-- What is needed --
Show each line that has the string "then" in it.
>> Start
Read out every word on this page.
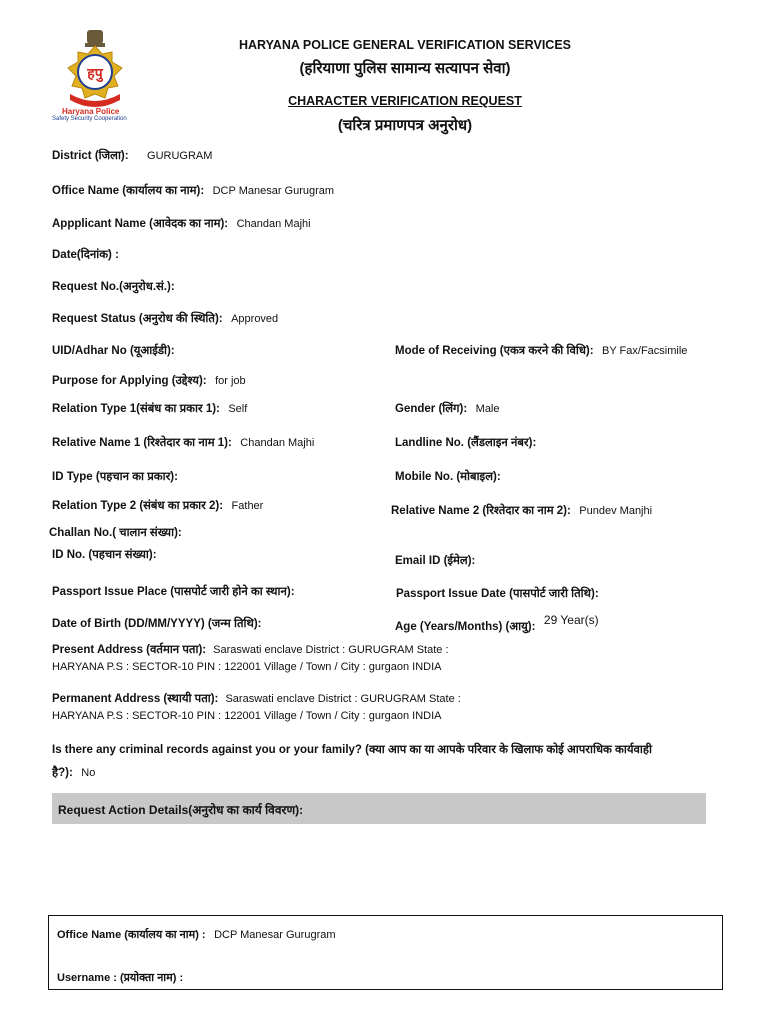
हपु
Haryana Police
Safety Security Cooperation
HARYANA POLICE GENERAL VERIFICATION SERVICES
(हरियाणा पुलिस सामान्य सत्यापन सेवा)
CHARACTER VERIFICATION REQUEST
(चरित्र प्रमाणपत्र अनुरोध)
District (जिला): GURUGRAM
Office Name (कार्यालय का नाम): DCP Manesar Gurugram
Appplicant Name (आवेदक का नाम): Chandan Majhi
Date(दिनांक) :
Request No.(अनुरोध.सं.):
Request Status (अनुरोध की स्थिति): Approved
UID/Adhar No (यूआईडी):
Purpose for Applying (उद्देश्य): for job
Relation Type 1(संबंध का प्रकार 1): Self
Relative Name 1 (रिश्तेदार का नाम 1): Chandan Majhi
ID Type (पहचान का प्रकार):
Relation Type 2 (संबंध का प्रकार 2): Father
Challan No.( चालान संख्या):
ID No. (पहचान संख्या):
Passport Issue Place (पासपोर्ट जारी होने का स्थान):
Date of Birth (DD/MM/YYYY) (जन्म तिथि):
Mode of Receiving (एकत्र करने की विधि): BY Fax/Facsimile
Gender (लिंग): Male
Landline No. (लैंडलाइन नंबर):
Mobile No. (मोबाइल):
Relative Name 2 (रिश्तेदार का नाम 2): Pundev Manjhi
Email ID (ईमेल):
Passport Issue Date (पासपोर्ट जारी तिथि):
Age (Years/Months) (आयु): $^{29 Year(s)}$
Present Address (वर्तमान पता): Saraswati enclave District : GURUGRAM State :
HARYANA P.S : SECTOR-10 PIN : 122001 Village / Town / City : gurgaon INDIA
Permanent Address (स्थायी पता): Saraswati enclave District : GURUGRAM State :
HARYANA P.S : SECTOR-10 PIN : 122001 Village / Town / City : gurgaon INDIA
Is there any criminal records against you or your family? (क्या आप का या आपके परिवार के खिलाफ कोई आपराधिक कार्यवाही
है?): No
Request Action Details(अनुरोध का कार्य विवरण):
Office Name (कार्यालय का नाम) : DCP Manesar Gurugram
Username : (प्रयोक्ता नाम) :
>> End
>> Start
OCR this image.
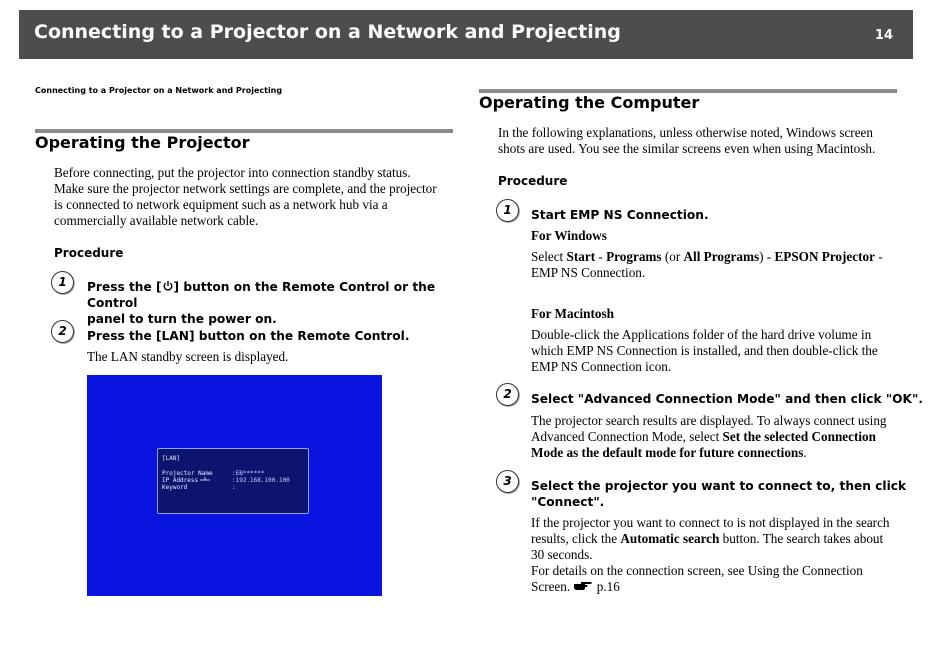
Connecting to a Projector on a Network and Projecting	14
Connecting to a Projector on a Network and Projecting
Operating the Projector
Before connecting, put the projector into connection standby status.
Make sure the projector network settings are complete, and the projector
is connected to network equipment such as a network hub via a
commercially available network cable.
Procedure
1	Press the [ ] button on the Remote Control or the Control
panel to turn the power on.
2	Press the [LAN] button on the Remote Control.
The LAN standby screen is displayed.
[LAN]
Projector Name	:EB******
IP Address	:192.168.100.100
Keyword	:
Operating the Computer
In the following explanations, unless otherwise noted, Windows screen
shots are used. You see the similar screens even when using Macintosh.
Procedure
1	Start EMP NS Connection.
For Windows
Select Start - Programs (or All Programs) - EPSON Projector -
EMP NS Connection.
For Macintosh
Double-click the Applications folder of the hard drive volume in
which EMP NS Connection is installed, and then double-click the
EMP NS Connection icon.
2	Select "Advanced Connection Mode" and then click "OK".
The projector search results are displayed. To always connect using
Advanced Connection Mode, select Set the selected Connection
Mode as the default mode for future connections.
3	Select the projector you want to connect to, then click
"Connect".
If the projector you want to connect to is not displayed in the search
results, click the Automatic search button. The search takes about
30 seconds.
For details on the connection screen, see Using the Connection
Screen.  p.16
>> End
>> Start
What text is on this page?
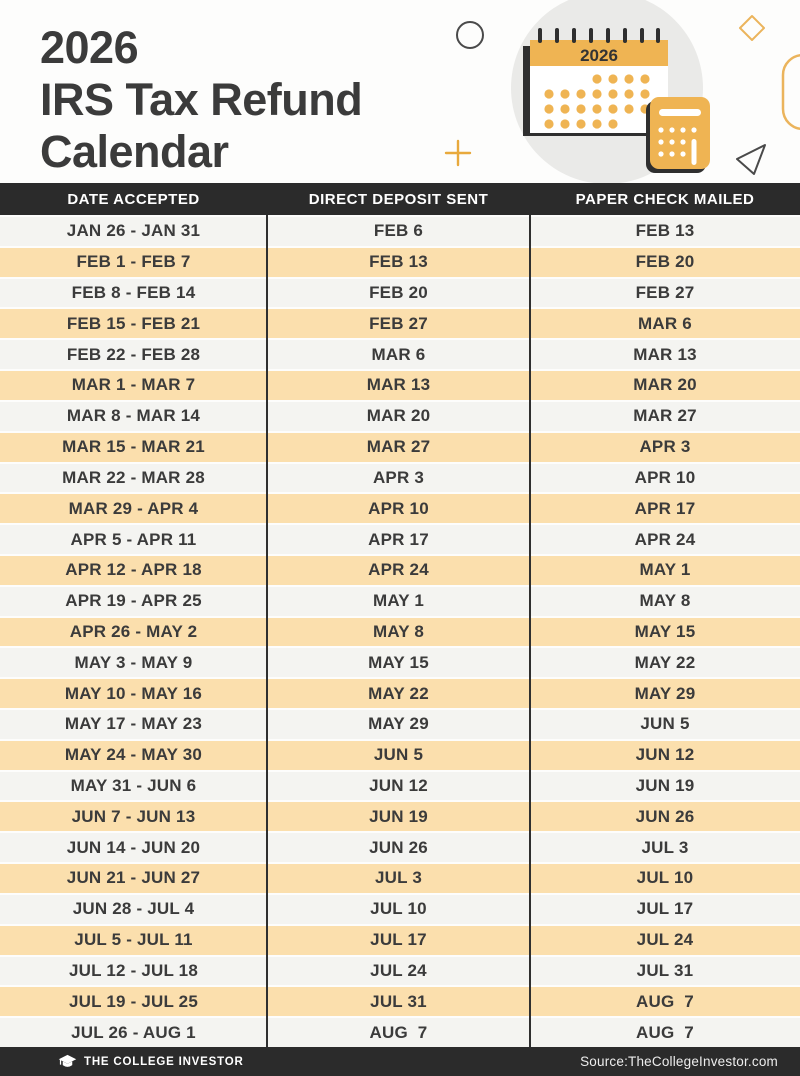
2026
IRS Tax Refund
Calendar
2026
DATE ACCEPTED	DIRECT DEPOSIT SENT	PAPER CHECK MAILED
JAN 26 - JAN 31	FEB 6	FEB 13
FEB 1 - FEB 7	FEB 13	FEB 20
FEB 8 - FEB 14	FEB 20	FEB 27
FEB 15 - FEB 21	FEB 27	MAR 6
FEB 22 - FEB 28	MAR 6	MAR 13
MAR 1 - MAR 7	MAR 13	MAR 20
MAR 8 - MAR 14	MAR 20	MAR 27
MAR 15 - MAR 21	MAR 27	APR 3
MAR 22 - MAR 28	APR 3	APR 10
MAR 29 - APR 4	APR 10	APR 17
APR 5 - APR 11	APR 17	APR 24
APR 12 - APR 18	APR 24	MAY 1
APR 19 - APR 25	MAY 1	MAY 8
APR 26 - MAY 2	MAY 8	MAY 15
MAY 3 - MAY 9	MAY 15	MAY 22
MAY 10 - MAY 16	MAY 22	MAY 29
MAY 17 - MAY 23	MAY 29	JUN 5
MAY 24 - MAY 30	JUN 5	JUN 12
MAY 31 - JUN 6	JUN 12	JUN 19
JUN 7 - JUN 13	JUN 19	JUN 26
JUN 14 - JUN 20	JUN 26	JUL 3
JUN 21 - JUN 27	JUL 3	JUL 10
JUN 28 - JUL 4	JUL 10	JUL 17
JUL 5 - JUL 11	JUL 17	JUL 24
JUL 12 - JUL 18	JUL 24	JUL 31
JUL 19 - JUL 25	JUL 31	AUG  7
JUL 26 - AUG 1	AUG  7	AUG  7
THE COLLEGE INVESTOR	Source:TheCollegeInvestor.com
>> End
-- Response --
which EMP NS Connection is installed, and then double-click the
2	Select "Advanced Connection Mode" and then click "OK".
3	Select the projector you want to connect to, then click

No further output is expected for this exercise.